Given data —
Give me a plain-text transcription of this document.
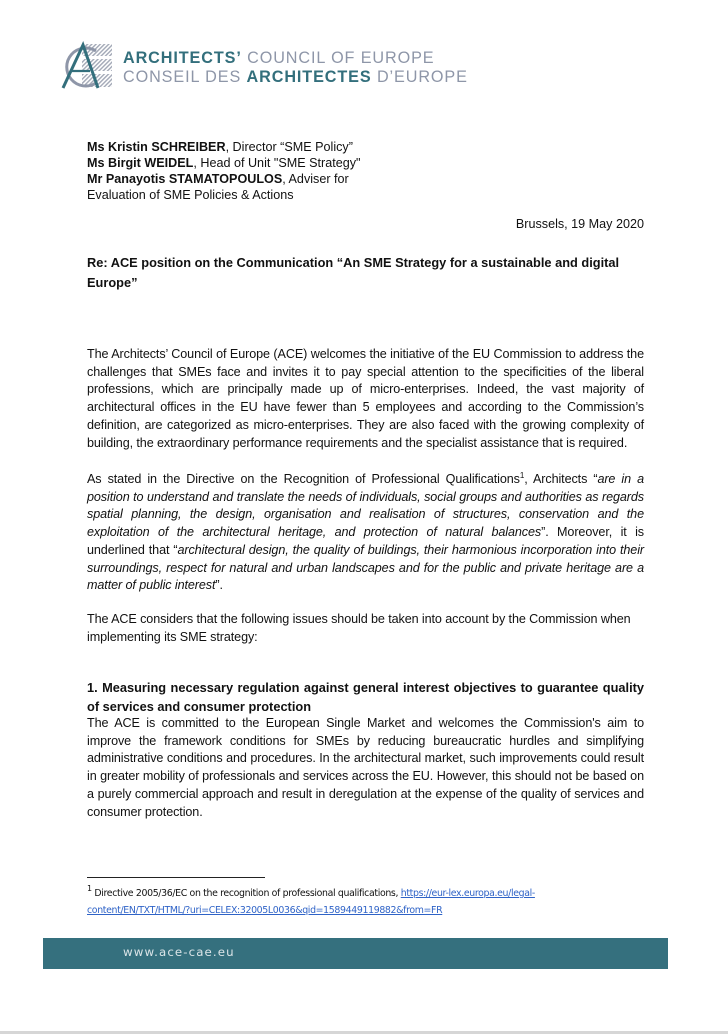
ARCHITECTS’ COUNCIL OF EUROPE
CONSEIL DES ARCHITECTES D’EUROPE
Ms Kristin SCHREIBER, Director “SME Policy”
Ms Birgit WEIDEL, Head of Unit "SME Strategy"
Mr Panayotis STAMATOPOULOS, Adviser for
Evaluation of SME Policies & Actions
Brussels, 19 May 2020
Re: ACE position on the Communication “An SME Strategy for a sustainable and digital Europe”
The Architects’ Council of Europe (ACE) welcomes the initiative of the EU Commission to address the challenges that SMEs face and invites it to pay special attention to the specificities of the liberal professions, which are principally made up of micro-enterprises. Indeed, the vast majority of architectural offices in the EU have fewer than 5 employees and according to the Commission’s definition, are categorized as micro-enterprises. They are also faced with the growing complexity of building, the extraordinary performance requirements and the specialist assistance that is required.
As stated in the Directive on the Recognition of Professional Qualifications$^1$, Architects “are in a position to understand and translate the needs of individuals, social groups and authorities as regards spatial planning, the design, organisation and realisation of structures, conservation and the exploitation of the architectural heritage, and protection of natural balances”. Moreover, it is underlined that “architectural design, the quality of buildings, their harmonious incorporation into their surroundings, respect for natural and urban landscapes and for the public and private heritage are a matter of public interest”.
The ACE considers that the following issues should be taken into account by the Commission when implementing its SME strategy:
1. Measuring necessary regulation against general interest objectives to guarantee quality of services and consumer protection
The ACE is committed to the European Single Market and welcomes the Commission's aim to improve the framework conditions for SMEs by reducing bureaucratic hurdles and simplifying administrative conditions and procedures. In the architectural market, such improvements could result in greater mobility of professionals and services across the EU. However, this should not be based on a purely commercial approach and result in deregulation at the expense of the quality of services and consumer protection.
$^1$ Directive 2005/36/EC on the recognition of professional qualifications, https://eur-lex.europa.eu/legal-content/EN/TXT/HTML/?uri=CELEX:32005L0036&qid=1589449119882&from=FR
www.ace-cae.eu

Task requirements —
Give every record back exactly as it reads, with no images.

Complete answer —
Give me a plain-text transcription of this document.
ARCHITECTS’ COUNCIL OF EUROPE
CONSEIL DES ARCHITECTES D’EUROPE
Ms Kristin SCHREIBER, Director “SME Policy”
Ms Birgit WEIDEL, Head of Unit "SME Strategy"
Mr Panayotis STAMATOPOULOS, Adviser for
Evaluation of SME Policies & Actions
Brussels, 19 May 2020
Re: ACE position on the Communication “An SME Strategy for a sustainable and digital Europe”
The Architects’ Council of Europe (ACE) welcomes the initiative of the EU Commission to address the challenges that SMEs face and invites it to pay special attention to the specificities of the liberal professions, which are principally made up of micro-enterprises. Indeed, the vast majority of architectural offices in the EU have fewer than 5 employees and according to the Commission’s definition, are categorized as micro-enterprises. They are also faced with the growing complexity of building, the extraordinary performance requirements and the specialist assistance that is required.
As stated in the Directive on the Recognition of Professional Qualifications$^1$, Architects “are in a position to understand and translate the needs of individuals, social groups and authorities as regards spatial planning, the design, organisation and realisation of structures, conservation and the exploitation of the architectural heritage, and protection of natural balances”. Moreover, it is underlined that “architectural design, the quality of buildings, their harmonious incorporation into their surroundings, respect for natural and urban landscapes and for the public and private heritage are a matter of public interest”.
The ACE considers that the following issues should be taken into account by the Commission when implementing its SME strategy:
1. Measuring necessary regulation against general interest objectives to guarantee quality of services and consumer protection
The ACE is committed to the European Single Market and welcomes the Commission's aim to improve the framework conditions for SMEs by reducing bureaucratic hurdles and simplifying administrative conditions and procedures. In the architectural market, such improvements could result in greater mobility of professionals and services across the EU. However, this should not be based on a purely commercial approach and result in deregulation at the expense of the quality of services and consumer protection.
$^1$ Directive 2005/36/EC on the recognition of professional qualifications, https://eur-lex.europa.eu/legal-content/EN/TXT/HTML/?uri=CELEX:32005L0036&qid=1589449119882&from=FR
www.ace-cae.eu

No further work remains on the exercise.